## TASK BRIEF
Rewrite the data from the start through the line containing "shipping-coupon-label: 运费券(0): [300,313,358,327]", replacing "chevron-down-icon" with "arrow-down-icon" and leaving everything else unchanged.

## RECORDS SUPPLIED
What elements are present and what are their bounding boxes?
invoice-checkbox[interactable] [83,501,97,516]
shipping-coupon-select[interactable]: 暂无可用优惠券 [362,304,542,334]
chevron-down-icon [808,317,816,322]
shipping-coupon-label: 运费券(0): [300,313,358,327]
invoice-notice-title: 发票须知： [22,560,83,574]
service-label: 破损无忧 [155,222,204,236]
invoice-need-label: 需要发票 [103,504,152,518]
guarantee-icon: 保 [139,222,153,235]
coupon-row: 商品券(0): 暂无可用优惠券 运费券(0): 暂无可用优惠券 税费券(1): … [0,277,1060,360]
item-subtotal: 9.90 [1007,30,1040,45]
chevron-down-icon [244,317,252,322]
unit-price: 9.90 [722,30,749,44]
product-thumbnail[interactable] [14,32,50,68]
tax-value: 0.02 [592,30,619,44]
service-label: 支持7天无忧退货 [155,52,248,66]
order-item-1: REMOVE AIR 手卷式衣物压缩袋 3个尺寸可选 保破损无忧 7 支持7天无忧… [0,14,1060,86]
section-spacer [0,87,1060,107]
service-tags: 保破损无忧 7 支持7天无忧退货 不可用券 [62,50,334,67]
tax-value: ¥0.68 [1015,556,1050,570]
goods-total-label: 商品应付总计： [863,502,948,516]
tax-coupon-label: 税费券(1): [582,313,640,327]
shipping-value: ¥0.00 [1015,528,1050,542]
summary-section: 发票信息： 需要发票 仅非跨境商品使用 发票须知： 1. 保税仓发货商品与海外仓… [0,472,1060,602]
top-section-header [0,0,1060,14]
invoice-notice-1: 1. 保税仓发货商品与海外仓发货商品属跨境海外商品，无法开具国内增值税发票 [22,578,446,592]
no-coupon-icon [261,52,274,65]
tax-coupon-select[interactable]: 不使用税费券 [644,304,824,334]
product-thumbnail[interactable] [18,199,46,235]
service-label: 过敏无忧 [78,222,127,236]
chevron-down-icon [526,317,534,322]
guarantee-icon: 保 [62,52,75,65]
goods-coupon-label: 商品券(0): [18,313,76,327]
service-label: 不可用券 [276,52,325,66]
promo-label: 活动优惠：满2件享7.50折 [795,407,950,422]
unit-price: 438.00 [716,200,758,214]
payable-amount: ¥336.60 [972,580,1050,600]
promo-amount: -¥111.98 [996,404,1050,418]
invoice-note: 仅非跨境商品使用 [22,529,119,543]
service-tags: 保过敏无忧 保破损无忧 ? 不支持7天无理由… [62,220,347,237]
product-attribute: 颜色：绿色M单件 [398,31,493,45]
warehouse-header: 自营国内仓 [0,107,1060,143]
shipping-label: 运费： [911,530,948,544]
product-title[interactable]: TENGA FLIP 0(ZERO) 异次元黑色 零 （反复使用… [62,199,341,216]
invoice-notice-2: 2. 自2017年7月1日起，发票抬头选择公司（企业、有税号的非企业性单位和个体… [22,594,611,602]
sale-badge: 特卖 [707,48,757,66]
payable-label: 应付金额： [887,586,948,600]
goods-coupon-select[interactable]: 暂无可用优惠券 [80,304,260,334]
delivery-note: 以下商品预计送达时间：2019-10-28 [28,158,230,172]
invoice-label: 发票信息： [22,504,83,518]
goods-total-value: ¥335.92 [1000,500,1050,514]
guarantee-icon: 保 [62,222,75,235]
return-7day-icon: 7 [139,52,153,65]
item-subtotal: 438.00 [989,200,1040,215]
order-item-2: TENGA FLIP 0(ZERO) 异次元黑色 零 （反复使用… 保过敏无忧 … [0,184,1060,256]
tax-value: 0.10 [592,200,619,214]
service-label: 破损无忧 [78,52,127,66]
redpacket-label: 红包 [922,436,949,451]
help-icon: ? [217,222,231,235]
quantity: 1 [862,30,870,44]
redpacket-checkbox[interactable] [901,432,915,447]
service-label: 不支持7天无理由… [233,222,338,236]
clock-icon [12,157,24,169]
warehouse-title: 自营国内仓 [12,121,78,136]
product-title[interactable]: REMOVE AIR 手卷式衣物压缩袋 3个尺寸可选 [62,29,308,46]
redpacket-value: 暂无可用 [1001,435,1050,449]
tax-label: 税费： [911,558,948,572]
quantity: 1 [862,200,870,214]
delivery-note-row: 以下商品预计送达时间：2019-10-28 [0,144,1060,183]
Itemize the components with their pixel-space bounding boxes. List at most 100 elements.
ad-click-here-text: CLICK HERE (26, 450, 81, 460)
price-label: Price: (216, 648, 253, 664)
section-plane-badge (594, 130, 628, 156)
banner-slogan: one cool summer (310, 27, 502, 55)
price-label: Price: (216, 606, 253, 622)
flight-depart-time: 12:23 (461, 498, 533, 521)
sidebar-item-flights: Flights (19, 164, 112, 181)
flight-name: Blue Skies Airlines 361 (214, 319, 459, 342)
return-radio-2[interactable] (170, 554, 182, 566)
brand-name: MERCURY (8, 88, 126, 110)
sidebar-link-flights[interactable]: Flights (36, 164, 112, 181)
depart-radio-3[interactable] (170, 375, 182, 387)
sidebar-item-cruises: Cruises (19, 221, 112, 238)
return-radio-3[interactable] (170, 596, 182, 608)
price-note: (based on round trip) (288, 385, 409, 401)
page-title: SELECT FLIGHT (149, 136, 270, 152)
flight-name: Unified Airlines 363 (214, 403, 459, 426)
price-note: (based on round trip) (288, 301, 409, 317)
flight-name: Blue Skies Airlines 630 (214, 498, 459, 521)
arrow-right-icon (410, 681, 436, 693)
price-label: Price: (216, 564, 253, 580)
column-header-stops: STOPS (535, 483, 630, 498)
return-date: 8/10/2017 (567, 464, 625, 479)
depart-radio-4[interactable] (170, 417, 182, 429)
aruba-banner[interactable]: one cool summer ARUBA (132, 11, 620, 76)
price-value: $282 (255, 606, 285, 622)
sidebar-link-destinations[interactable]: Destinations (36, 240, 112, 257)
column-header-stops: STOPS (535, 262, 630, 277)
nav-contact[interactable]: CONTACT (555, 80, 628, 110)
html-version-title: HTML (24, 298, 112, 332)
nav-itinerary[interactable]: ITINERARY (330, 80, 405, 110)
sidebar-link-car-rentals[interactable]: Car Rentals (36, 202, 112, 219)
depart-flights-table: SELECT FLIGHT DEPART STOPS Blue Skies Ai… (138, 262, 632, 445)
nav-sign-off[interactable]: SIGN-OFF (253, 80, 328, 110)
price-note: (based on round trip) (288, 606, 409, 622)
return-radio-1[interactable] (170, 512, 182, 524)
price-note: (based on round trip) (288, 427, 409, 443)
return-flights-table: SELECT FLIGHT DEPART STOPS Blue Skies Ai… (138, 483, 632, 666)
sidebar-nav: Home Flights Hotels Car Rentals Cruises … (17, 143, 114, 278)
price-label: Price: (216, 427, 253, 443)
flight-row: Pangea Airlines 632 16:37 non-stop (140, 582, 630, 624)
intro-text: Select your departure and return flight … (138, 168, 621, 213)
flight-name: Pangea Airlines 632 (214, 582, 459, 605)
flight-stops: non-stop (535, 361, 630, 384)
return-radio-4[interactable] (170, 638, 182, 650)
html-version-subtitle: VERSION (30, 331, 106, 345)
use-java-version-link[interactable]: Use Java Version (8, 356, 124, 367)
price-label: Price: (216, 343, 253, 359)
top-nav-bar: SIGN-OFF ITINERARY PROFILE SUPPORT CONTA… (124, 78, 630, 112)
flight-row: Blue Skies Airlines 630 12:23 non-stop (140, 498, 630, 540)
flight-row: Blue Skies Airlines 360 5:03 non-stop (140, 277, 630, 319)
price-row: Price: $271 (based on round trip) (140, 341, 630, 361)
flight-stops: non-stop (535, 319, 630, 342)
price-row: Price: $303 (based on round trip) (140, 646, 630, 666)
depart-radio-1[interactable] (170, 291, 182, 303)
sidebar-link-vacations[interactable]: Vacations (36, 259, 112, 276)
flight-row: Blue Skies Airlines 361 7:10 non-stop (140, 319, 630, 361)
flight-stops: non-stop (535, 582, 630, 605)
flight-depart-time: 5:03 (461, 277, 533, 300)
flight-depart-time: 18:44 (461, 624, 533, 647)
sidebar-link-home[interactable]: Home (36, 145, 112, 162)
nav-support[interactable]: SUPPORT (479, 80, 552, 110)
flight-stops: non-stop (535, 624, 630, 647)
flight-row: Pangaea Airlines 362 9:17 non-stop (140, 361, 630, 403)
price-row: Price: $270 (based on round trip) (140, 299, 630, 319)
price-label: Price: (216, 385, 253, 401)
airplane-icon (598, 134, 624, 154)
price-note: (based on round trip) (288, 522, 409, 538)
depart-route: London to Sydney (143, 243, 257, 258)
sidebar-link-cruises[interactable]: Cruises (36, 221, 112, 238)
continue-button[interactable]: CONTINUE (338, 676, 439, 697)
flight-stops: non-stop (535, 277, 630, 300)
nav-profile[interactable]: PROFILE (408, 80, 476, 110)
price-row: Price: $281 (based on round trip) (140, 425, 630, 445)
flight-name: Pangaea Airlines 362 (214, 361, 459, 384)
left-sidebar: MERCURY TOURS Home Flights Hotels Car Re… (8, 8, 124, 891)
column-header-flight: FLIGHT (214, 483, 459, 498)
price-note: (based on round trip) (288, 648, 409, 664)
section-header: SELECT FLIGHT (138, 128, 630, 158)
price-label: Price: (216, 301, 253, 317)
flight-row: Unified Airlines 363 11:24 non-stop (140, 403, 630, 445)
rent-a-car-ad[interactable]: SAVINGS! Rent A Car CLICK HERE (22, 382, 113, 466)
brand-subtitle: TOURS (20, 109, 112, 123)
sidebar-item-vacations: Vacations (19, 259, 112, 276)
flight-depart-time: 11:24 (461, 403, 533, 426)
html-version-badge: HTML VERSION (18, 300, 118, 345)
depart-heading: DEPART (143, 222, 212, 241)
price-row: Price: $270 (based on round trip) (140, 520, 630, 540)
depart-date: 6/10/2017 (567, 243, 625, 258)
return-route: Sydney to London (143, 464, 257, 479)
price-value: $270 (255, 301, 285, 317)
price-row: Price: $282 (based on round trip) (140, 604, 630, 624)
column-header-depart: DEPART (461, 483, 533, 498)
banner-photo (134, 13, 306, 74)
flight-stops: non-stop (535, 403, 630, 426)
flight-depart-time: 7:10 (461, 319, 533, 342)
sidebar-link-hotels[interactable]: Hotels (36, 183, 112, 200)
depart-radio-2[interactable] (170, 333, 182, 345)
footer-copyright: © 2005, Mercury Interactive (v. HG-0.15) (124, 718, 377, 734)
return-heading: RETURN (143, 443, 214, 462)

## TASK OUTPUT
What elements are present and what are their bounding boxes?
invoice-checkbox[interactable] [83,501,97,516]
shipping-coupon-select[interactable]: 暂无可用优惠券 [362,304,542,334]
arrow-down-icon [808,317,816,322]
shipping-coupon-label: 运费券(0): [300,313,358,327]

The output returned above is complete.